Task goal: Go through the data below and gather each line containing "higher".

Dataset entries:
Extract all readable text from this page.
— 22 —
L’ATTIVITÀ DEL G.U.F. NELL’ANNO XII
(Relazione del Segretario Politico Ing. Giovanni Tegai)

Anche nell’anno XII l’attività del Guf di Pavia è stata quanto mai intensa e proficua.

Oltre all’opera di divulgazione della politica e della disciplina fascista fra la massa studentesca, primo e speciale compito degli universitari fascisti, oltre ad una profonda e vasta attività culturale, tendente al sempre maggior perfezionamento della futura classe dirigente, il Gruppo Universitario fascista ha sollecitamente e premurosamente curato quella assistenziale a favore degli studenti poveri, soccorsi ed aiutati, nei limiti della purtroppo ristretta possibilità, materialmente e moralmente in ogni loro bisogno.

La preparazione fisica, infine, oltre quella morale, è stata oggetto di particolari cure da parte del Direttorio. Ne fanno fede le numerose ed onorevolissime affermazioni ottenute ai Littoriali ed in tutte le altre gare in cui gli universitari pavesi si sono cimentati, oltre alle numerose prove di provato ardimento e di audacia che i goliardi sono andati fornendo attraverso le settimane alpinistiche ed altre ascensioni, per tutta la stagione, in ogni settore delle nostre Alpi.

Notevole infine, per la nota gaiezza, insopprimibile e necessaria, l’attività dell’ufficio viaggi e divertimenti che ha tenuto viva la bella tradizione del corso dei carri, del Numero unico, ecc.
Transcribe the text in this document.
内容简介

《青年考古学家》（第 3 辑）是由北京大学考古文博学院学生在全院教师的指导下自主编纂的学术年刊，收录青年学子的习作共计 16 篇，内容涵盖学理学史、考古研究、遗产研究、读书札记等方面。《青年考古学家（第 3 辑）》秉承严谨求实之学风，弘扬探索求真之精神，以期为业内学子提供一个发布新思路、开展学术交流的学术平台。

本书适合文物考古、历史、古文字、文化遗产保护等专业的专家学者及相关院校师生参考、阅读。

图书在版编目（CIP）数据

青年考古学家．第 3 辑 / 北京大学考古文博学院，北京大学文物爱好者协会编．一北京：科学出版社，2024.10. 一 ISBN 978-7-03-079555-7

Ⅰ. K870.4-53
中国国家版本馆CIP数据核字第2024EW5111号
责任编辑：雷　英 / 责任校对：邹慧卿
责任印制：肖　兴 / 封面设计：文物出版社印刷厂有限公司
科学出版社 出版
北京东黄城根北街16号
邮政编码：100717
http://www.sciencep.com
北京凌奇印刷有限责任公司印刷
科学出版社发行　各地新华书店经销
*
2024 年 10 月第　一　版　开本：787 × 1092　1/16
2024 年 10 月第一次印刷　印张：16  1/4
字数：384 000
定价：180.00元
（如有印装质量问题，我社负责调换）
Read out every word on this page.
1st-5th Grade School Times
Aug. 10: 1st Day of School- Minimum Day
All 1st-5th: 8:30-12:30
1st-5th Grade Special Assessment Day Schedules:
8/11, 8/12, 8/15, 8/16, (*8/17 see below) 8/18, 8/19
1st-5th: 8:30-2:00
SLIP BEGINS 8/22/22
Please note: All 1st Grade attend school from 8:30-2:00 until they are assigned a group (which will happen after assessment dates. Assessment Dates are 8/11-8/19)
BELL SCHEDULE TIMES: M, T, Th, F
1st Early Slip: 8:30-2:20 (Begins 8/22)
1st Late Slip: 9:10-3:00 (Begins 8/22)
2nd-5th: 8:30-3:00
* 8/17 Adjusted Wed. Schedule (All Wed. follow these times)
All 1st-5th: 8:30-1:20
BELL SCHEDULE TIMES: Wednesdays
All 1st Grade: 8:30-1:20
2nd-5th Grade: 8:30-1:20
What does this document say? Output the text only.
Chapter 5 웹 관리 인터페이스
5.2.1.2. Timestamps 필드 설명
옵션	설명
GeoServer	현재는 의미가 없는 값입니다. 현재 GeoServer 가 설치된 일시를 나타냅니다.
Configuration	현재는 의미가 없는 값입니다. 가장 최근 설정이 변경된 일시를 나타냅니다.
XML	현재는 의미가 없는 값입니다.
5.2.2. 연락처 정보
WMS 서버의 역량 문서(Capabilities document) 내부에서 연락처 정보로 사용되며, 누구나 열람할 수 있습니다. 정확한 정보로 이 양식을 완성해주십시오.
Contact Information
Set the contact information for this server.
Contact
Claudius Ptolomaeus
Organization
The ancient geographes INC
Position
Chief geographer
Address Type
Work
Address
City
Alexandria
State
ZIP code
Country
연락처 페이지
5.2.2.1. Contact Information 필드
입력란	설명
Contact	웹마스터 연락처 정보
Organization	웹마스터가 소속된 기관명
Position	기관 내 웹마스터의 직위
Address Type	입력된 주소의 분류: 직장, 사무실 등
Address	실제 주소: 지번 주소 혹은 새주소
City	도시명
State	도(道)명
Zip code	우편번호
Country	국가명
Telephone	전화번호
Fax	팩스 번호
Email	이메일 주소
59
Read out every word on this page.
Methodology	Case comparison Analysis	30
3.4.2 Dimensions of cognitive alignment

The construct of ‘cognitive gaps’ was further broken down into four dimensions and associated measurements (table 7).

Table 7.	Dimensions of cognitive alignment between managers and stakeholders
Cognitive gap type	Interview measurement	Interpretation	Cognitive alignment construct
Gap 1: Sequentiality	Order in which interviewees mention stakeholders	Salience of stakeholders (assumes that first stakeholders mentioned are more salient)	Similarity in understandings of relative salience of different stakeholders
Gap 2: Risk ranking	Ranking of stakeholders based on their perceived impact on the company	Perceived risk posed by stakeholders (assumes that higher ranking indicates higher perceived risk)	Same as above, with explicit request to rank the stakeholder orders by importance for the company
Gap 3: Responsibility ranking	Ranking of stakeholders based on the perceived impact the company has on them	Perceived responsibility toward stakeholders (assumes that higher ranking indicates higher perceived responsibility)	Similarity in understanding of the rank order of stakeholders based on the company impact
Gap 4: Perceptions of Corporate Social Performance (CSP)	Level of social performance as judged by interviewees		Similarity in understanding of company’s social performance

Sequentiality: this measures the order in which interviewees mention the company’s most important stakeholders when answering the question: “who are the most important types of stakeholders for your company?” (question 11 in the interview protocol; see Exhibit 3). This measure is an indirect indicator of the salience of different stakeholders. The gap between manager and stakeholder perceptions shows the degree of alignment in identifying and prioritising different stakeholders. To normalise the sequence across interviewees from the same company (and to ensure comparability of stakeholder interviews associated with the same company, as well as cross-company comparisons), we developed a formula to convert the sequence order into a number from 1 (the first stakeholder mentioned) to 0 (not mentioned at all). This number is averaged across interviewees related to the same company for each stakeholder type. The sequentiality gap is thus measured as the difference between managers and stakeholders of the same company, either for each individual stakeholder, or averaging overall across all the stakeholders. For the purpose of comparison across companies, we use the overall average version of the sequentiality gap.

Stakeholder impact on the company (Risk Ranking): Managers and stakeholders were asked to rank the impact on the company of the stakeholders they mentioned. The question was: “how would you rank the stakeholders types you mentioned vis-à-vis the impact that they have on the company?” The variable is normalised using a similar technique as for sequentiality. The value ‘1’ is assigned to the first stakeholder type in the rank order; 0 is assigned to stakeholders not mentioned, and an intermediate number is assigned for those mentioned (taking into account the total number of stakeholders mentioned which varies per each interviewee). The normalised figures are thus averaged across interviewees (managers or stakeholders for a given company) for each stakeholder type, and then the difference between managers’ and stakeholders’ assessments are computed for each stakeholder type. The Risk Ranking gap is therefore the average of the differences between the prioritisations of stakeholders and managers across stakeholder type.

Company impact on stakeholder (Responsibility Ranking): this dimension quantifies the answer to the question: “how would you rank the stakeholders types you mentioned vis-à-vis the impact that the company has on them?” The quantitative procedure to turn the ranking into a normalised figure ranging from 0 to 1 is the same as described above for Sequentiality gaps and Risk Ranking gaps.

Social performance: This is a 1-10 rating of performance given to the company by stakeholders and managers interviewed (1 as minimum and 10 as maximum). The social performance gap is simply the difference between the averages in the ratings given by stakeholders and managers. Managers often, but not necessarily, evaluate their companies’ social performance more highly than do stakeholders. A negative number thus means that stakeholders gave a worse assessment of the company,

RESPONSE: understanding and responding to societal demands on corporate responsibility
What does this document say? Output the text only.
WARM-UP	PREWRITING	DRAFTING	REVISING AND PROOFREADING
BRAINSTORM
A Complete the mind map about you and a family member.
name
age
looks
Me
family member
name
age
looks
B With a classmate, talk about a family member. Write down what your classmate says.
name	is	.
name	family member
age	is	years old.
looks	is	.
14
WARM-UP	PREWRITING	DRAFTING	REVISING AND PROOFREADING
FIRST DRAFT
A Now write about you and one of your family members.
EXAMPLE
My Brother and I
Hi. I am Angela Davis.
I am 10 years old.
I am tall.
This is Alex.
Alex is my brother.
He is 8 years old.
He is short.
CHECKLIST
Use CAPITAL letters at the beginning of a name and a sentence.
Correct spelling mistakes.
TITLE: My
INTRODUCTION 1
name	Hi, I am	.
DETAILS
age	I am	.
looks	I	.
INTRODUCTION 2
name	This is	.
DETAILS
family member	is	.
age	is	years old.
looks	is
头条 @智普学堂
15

Correct response:
Gap 2: Risk ranking	Ranking of stakeholders based on their perceived impact on the company	Perceived risk posed by stakeholders (assumes that higher ranking indicates higher perceived risk)	Same as above, with explicit request to rank the stakeholder orders by importance for the company
Gap 3: Responsibility ranking	Ranking of stakeholders based on the perceived impact the company has on them	Perceived responsibility toward stakeholders (assumes that higher ranking indicates higher perceived responsibility)	Similarity in understanding of the rank order of stakeholders based on the company impact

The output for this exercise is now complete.